━━━━━ DATA SUPPLIED ━━━━━

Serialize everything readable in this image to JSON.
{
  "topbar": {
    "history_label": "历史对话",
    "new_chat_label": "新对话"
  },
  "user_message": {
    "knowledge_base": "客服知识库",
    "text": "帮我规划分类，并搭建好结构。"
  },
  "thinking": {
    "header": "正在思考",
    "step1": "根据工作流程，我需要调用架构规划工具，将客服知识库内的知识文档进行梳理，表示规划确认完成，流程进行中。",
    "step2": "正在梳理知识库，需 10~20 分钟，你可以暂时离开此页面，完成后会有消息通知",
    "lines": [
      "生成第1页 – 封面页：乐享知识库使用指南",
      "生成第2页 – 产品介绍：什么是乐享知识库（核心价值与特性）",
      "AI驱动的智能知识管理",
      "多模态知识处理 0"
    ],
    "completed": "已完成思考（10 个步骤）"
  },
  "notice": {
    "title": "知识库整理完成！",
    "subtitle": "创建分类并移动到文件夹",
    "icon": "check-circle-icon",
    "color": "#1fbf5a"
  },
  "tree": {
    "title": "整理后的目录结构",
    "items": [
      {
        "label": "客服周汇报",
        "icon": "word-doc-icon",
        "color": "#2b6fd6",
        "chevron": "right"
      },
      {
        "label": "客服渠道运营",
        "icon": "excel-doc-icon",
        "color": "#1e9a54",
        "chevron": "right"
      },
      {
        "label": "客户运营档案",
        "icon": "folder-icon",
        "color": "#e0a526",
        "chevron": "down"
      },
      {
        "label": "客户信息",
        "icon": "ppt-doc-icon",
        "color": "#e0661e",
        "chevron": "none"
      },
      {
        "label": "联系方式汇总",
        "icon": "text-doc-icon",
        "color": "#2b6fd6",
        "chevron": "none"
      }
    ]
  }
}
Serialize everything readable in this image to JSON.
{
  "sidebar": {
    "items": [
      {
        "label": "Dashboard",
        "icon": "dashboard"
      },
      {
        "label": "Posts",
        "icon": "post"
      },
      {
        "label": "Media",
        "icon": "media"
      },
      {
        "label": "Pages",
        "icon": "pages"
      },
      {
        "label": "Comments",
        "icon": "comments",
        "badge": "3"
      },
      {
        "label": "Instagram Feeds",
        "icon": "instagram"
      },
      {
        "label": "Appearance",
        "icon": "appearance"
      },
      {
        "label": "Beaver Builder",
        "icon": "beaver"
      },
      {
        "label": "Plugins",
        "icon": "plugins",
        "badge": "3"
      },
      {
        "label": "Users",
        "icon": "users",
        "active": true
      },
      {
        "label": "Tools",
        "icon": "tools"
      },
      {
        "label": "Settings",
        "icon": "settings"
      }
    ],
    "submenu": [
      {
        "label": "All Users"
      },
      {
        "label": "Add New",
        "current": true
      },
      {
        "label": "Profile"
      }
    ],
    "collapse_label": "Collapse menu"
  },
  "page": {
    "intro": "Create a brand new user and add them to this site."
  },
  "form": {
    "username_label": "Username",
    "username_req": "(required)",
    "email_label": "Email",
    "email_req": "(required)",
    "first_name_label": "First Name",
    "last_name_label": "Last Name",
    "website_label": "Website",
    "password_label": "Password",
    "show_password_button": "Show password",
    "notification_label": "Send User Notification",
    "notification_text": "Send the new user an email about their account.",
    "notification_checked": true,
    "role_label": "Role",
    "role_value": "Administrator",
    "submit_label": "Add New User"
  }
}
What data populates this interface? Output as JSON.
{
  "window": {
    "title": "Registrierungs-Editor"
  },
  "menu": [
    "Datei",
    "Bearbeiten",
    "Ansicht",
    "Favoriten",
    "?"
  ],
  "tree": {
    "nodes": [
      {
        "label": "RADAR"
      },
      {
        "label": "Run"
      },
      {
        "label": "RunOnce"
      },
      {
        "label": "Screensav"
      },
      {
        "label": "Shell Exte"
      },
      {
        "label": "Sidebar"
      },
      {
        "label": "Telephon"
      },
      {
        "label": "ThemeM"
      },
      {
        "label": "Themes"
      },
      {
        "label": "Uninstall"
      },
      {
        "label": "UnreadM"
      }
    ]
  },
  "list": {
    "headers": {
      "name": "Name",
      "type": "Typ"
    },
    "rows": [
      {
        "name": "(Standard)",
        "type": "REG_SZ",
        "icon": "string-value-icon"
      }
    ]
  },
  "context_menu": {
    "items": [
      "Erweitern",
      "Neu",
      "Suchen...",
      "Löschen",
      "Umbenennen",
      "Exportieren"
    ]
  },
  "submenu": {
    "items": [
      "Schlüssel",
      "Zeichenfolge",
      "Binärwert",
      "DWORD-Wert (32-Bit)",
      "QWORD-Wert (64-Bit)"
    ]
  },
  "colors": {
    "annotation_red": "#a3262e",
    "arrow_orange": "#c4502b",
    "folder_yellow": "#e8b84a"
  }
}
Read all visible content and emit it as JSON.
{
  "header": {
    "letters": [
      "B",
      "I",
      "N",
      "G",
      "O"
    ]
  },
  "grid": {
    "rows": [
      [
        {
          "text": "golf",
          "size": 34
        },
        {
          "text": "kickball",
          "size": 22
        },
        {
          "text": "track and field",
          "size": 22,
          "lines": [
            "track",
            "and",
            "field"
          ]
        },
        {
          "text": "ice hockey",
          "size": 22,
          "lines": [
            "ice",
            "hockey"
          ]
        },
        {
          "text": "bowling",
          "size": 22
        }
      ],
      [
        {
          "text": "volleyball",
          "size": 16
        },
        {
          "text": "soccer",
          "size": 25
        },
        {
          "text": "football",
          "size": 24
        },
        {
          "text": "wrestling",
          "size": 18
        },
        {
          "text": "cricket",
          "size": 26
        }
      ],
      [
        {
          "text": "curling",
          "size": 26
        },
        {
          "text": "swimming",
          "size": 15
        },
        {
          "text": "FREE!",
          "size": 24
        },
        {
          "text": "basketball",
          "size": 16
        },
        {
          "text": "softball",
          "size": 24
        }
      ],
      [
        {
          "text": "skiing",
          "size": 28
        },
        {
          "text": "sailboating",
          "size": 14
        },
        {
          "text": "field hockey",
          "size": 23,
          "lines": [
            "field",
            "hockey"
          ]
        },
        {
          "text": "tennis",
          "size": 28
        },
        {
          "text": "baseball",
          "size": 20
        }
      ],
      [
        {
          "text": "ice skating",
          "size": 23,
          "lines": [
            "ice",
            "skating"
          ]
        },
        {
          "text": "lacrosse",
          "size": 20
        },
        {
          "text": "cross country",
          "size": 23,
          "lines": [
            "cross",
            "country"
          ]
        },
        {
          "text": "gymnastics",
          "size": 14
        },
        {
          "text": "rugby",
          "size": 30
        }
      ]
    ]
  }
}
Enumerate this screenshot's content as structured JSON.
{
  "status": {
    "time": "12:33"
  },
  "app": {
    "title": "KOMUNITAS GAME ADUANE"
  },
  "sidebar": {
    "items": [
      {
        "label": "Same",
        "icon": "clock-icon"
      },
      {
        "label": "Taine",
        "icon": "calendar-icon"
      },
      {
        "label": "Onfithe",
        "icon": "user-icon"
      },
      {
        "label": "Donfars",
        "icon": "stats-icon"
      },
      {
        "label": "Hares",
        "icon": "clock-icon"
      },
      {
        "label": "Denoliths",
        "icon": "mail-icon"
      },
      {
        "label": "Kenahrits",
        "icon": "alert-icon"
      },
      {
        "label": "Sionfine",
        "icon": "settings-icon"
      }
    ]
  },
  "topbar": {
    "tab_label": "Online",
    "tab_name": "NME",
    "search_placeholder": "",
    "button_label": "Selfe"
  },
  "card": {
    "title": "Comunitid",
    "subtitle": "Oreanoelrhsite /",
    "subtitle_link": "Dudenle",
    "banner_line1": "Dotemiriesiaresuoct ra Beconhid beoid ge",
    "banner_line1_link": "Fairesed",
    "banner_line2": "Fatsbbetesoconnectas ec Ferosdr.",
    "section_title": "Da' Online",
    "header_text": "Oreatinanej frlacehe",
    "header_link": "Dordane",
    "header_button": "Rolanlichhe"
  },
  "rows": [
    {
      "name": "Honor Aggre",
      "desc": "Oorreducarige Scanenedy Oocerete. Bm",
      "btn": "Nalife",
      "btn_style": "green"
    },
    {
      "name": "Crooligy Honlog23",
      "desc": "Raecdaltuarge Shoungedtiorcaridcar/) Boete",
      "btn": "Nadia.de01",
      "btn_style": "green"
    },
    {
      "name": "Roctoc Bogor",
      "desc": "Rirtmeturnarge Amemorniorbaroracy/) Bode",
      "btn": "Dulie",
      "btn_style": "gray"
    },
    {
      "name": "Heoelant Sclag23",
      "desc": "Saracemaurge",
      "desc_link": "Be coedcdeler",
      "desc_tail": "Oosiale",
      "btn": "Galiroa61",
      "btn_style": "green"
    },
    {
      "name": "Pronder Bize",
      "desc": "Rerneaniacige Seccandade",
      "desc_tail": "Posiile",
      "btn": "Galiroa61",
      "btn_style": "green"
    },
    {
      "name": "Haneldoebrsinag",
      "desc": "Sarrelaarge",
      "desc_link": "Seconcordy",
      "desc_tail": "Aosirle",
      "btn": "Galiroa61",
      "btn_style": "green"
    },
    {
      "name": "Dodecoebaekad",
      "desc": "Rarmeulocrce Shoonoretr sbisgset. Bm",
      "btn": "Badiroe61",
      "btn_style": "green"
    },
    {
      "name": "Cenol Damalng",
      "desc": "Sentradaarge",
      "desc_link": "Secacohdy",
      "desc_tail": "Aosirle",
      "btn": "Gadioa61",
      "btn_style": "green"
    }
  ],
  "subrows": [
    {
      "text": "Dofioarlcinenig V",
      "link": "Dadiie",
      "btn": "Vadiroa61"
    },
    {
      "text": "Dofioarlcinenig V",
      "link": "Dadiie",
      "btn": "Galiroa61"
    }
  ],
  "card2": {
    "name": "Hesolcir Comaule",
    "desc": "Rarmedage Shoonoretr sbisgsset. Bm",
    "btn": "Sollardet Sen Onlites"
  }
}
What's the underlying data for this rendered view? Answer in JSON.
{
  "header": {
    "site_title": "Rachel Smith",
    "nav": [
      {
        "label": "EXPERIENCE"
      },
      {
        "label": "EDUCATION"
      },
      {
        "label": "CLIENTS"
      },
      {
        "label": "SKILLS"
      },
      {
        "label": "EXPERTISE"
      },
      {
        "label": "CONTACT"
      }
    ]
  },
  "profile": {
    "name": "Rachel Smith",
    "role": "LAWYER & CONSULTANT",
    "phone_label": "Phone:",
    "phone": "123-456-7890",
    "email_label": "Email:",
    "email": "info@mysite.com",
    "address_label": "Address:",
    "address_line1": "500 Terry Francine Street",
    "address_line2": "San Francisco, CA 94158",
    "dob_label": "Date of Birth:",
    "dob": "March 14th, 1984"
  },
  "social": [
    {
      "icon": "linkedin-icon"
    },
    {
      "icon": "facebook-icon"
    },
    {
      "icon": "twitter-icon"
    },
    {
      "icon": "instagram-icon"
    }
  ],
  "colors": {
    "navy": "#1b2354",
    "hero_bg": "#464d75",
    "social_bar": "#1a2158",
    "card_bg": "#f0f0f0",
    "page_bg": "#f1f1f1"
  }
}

━━━━━

*THE PROBLEM*.
Some lines of the data above may hold the word "field"; report how many do, and nothing else.

*SOLUTION TO THE PROBLEM*.
4